┌────────
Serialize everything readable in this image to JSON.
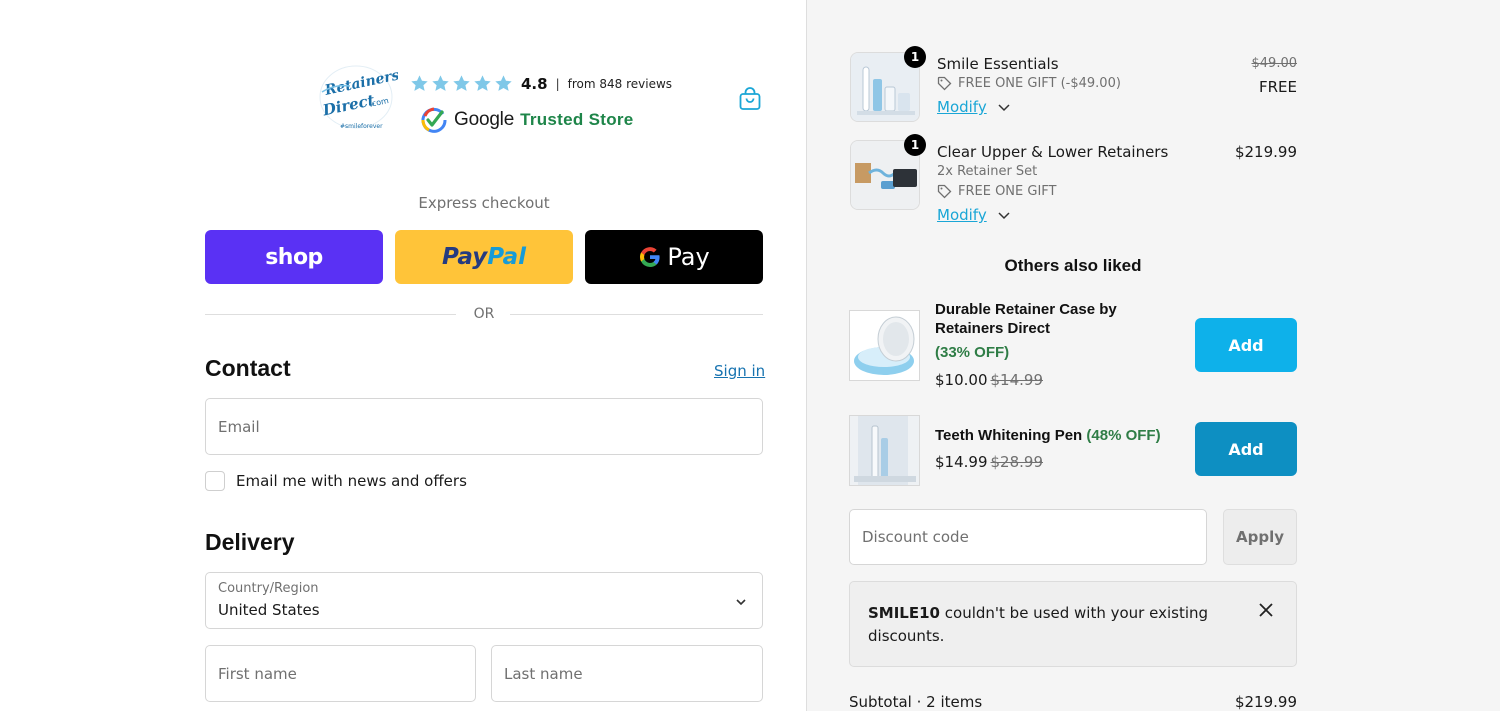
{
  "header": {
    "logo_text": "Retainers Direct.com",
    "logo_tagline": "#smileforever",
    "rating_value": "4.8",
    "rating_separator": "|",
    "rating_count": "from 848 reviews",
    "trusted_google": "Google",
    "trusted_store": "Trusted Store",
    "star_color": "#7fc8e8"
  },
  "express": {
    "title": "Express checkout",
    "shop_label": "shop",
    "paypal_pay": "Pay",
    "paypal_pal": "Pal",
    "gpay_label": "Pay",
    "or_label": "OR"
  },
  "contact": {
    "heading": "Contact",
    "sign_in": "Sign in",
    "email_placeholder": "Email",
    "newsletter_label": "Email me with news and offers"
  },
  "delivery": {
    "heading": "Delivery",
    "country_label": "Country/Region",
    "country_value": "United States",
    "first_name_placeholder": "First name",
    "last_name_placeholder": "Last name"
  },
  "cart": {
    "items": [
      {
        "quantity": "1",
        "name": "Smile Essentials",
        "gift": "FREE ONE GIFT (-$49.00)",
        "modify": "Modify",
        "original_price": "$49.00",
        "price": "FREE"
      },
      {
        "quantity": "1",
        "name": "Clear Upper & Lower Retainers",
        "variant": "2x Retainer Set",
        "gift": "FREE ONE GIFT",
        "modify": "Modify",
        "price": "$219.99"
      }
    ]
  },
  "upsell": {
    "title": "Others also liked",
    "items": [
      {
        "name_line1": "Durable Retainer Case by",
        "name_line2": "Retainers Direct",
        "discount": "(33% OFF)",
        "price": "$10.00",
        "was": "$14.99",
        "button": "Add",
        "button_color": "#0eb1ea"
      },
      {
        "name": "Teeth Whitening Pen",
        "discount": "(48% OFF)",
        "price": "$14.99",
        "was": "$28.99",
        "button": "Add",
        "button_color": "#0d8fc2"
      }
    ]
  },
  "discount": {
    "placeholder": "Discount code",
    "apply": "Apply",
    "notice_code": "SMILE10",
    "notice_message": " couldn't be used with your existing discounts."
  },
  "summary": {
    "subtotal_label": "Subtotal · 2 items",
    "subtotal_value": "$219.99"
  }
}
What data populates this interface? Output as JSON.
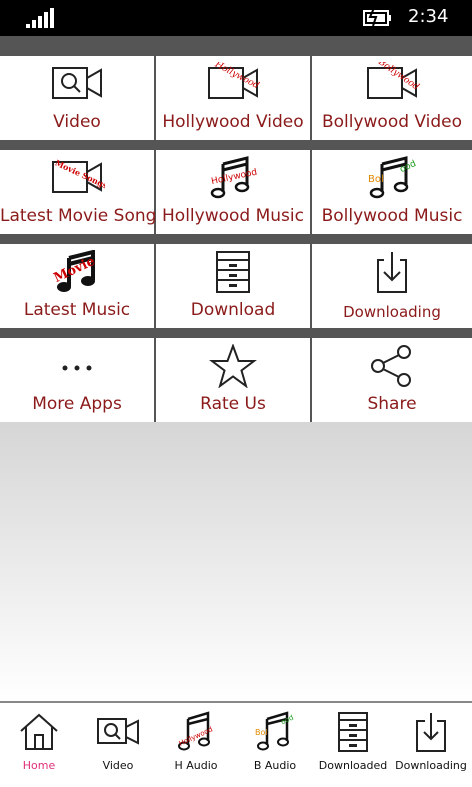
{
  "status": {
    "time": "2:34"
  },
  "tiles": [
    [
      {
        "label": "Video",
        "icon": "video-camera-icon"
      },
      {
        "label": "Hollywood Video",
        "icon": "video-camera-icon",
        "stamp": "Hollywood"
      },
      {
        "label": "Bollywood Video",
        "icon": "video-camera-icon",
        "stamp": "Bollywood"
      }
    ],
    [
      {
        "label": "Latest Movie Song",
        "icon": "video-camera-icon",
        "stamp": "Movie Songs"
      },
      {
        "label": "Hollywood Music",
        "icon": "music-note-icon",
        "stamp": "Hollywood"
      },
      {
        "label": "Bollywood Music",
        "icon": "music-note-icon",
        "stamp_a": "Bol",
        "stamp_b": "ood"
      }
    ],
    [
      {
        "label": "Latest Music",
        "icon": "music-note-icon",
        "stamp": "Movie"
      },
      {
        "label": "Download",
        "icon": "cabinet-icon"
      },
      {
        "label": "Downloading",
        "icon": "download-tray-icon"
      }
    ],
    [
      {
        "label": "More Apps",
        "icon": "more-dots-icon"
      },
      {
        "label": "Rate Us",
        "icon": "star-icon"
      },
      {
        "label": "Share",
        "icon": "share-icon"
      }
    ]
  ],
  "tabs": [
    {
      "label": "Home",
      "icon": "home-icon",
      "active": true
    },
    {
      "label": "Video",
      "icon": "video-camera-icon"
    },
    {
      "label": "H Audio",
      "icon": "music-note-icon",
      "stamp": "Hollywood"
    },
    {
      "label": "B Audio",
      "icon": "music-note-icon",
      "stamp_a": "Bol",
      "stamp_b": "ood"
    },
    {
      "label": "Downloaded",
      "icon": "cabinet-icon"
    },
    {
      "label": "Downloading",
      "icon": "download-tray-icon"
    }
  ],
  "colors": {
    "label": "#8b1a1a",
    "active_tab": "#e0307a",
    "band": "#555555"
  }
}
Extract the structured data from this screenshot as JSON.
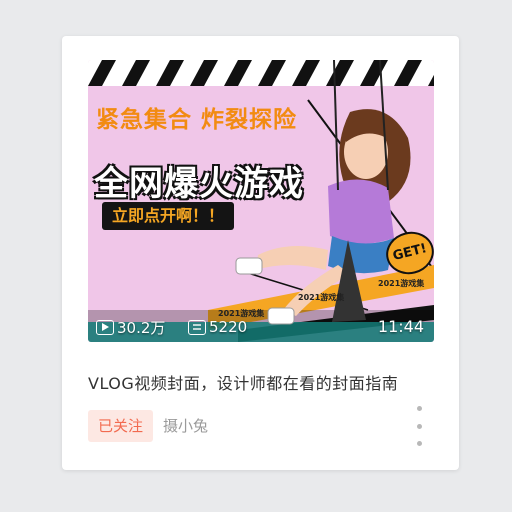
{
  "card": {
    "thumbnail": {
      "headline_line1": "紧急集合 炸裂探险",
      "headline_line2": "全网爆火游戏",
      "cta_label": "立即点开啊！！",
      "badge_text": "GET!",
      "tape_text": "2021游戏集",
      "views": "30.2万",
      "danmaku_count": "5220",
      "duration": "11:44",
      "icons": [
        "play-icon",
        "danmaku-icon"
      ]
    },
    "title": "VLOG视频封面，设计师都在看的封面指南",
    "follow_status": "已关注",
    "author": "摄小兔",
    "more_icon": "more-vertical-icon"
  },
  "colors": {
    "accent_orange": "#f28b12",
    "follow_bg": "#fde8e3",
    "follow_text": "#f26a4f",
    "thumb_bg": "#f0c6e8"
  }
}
└────────
┌────────
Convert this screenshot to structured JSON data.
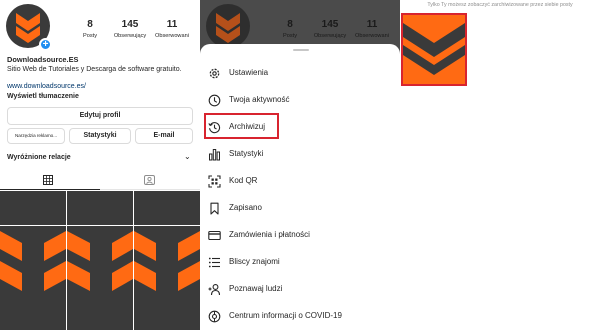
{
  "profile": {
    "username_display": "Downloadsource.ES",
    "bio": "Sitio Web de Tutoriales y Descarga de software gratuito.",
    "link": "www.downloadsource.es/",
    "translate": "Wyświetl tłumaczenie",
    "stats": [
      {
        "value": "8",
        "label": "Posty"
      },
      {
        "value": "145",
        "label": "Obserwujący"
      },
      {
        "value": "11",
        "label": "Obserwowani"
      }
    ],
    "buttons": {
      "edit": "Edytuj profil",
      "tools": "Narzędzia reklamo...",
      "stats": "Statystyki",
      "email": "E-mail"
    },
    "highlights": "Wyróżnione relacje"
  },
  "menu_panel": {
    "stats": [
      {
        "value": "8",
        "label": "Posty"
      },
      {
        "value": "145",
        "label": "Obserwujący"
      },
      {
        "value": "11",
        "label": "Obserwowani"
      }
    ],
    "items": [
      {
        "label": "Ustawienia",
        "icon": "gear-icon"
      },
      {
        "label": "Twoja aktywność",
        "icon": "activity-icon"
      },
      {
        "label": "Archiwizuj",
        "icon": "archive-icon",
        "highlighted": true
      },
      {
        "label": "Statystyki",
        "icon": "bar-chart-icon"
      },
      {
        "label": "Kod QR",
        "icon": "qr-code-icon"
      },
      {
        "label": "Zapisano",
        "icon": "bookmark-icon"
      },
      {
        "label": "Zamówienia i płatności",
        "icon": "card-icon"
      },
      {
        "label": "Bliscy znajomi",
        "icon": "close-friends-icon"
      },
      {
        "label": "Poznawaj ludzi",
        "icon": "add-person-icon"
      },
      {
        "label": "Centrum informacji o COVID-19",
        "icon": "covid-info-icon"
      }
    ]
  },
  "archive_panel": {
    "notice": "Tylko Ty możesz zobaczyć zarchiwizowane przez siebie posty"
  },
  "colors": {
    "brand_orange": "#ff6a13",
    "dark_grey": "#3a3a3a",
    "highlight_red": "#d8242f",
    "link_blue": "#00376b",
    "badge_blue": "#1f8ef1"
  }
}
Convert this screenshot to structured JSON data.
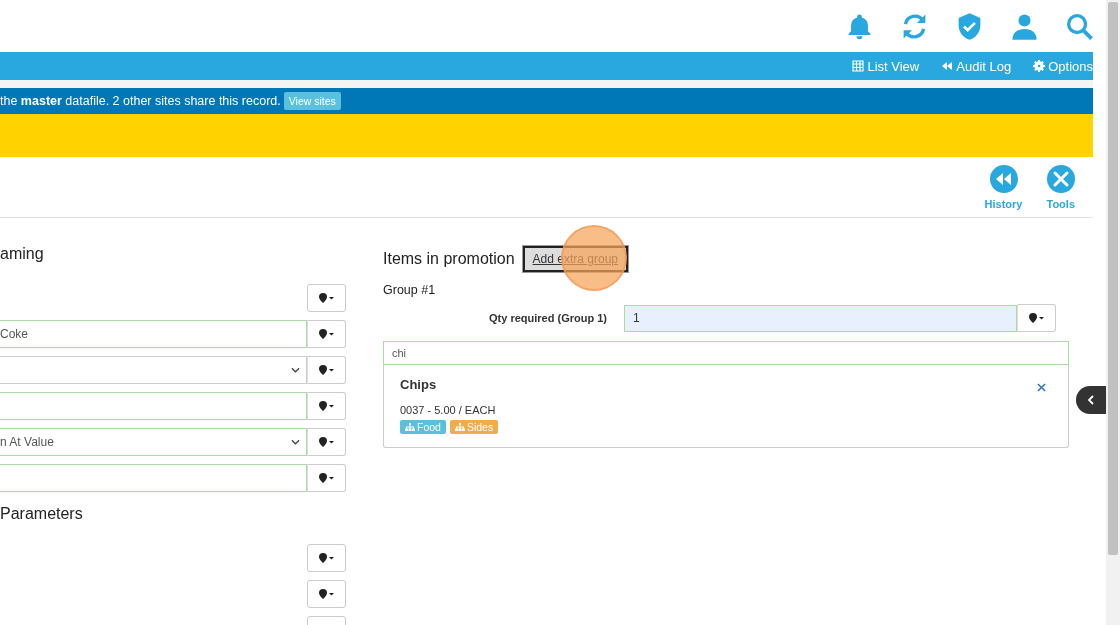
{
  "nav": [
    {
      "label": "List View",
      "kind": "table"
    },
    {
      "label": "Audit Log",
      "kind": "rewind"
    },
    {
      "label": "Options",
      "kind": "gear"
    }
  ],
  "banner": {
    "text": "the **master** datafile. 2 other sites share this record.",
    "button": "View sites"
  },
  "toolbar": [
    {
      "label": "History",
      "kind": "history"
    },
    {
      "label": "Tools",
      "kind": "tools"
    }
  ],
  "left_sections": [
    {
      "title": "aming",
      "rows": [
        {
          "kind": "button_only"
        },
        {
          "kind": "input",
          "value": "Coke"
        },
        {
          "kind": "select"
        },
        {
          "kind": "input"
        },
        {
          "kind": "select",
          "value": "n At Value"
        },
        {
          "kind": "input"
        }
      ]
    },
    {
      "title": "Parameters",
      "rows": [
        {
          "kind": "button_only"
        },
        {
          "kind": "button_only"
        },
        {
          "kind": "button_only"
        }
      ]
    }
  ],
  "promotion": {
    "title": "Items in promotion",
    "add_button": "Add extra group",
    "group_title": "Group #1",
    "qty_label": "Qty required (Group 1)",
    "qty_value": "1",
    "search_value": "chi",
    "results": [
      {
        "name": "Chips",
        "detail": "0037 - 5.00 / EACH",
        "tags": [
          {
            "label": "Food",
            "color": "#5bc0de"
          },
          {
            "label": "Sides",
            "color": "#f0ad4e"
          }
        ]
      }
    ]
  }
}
└────────
- **WHAT YOU ARE ASKED TO DO**: Search the data for the string "Latest" and copy each line where it appears.

- **SOLVED EXERCISE**:
        "label": "Latest Movie Song",
        "label": "Latest Music",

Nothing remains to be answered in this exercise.